Figure record extracts
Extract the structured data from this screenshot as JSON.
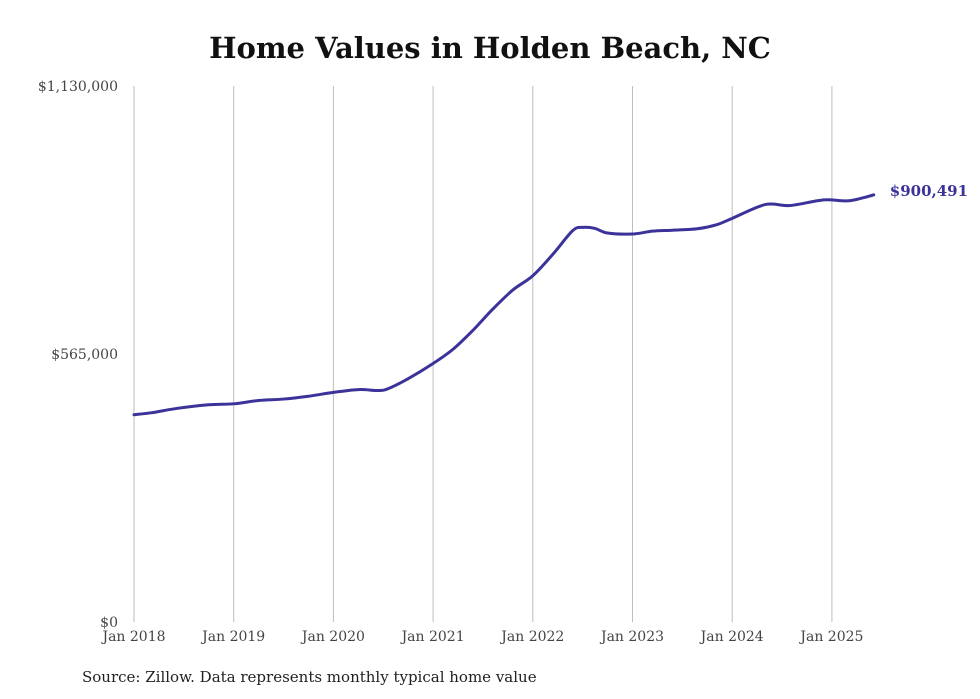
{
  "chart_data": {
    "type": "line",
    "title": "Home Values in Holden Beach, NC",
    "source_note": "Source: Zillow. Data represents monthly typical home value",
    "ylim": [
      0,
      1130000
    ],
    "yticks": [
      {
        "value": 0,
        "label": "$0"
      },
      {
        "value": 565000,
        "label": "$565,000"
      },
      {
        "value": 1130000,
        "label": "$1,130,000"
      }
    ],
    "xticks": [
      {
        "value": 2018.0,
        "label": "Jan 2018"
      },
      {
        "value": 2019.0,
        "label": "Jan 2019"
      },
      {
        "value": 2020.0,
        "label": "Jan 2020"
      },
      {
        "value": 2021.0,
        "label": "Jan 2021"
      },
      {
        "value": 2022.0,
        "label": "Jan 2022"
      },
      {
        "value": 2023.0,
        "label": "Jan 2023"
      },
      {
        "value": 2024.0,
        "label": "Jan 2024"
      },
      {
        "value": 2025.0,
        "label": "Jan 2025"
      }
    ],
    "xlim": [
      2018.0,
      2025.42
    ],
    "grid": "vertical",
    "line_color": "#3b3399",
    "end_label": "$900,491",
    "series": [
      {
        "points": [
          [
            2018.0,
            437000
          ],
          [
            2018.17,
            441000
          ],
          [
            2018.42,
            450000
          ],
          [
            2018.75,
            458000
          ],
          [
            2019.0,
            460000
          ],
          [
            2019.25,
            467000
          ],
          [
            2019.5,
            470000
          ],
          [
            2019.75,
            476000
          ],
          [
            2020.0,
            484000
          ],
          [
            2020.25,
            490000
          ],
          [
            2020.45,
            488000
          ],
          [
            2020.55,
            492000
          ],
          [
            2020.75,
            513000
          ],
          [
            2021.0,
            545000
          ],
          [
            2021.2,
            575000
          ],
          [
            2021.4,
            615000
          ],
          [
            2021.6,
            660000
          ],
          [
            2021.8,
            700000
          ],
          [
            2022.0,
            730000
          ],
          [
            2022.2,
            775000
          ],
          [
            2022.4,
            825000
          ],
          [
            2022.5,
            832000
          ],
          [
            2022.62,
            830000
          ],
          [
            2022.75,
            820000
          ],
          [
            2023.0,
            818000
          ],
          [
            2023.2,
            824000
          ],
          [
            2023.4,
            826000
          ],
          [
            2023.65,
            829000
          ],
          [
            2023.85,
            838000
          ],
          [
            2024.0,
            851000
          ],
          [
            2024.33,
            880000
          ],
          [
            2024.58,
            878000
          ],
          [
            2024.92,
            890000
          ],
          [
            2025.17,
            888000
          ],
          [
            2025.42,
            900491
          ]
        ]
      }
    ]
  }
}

-- Aim of the task --
Leave the pictures out, and transcribe each of the records exactly.

-- Response to this task --
Extract the structured data from this screenshot as JSON.
{
  "chart_data": {
    "type": "line",
    "title": "Home Values in Holden Beach, NC",
    "source_note": "Source: Zillow. Data represents monthly typical home value",
    "ylim": [
      0,
      1130000
    ],
    "yticks": [
      {
        "value": 0,
        "label": "$0"
      },
      {
        "value": 565000,
        "label": "$565,000"
      },
      {
        "value": 1130000,
        "label": "$1,130,000"
      }
    ],
    "xticks": [
      {
        "value": 2018.0,
        "label": "Jan 2018"
      },
      {
        "value": 2019.0,
        "label": "Jan 2019"
      },
      {
        "value": 2020.0,
        "label": "Jan 2020"
      },
      {
        "value": 2021.0,
        "label": "Jan 2021"
      },
      {
        "value": 2022.0,
        "label": "Jan 2022"
      },
      {
        "value": 2023.0,
        "label": "Jan 2023"
      },
      {
        "value": 2024.0,
        "label": "Jan 2024"
      },
      {
        "value": 2025.0,
        "label": "Jan 2025"
      }
    ],
    "xlim": [
      2018.0,
      2025.42
    ],
    "grid": "vertical",
    "line_color": "#3b3399",
    "end_label": "$900,491",
    "series": [
      {
        "points": [
          [
            2018.0,
            437000
          ],
          [
            2018.17,
            441000
          ],
          [
            2018.42,
            450000
          ],
          [
            2018.75,
            458000
          ],
          [
            2019.0,
            460000
          ],
          [
            2019.25,
            467000
          ],
          [
            2019.5,
            470000
          ],
          [
            2019.75,
            476000
          ],
          [
            2020.0,
            484000
          ],
          [
            2020.25,
            490000
          ],
          [
            2020.45,
            488000
          ],
          [
            2020.55,
            492000
          ],
          [
            2020.75,
            513000
          ],
          [
            2021.0,
            545000
          ],
          [
            2021.2,
            575000
          ],
          [
            2021.4,
            615000
          ],
          [
            2021.6,
            660000
          ],
          [
            2021.8,
            700000
          ],
          [
            2022.0,
            730000
          ],
          [
            2022.2,
            775000
          ],
          [
            2022.4,
            825000
          ],
          [
            2022.5,
            832000
          ],
          [
            2022.62,
            830000
          ],
          [
            2022.75,
            820000
          ],
          [
            2023.0,
            818000
          ],
          [
            2023.2,
            824000
          ],
          [
            2023.4,
            826000
          ],
          [
            2023.65,
            829000
          ],
          [
            2023.85,
            838000
          ],
          [
            2024.0,
            851000
          ],
          [
            2024.33,
            880000
          ],
          [
            2024.58,
            878000
          ],
          [
            2024.92,
            890000
          ],
          [
            2025.17,
            888000
          ],
          [
            2025.42,
            900491
          ]
        ]
      }
    ]
  }
}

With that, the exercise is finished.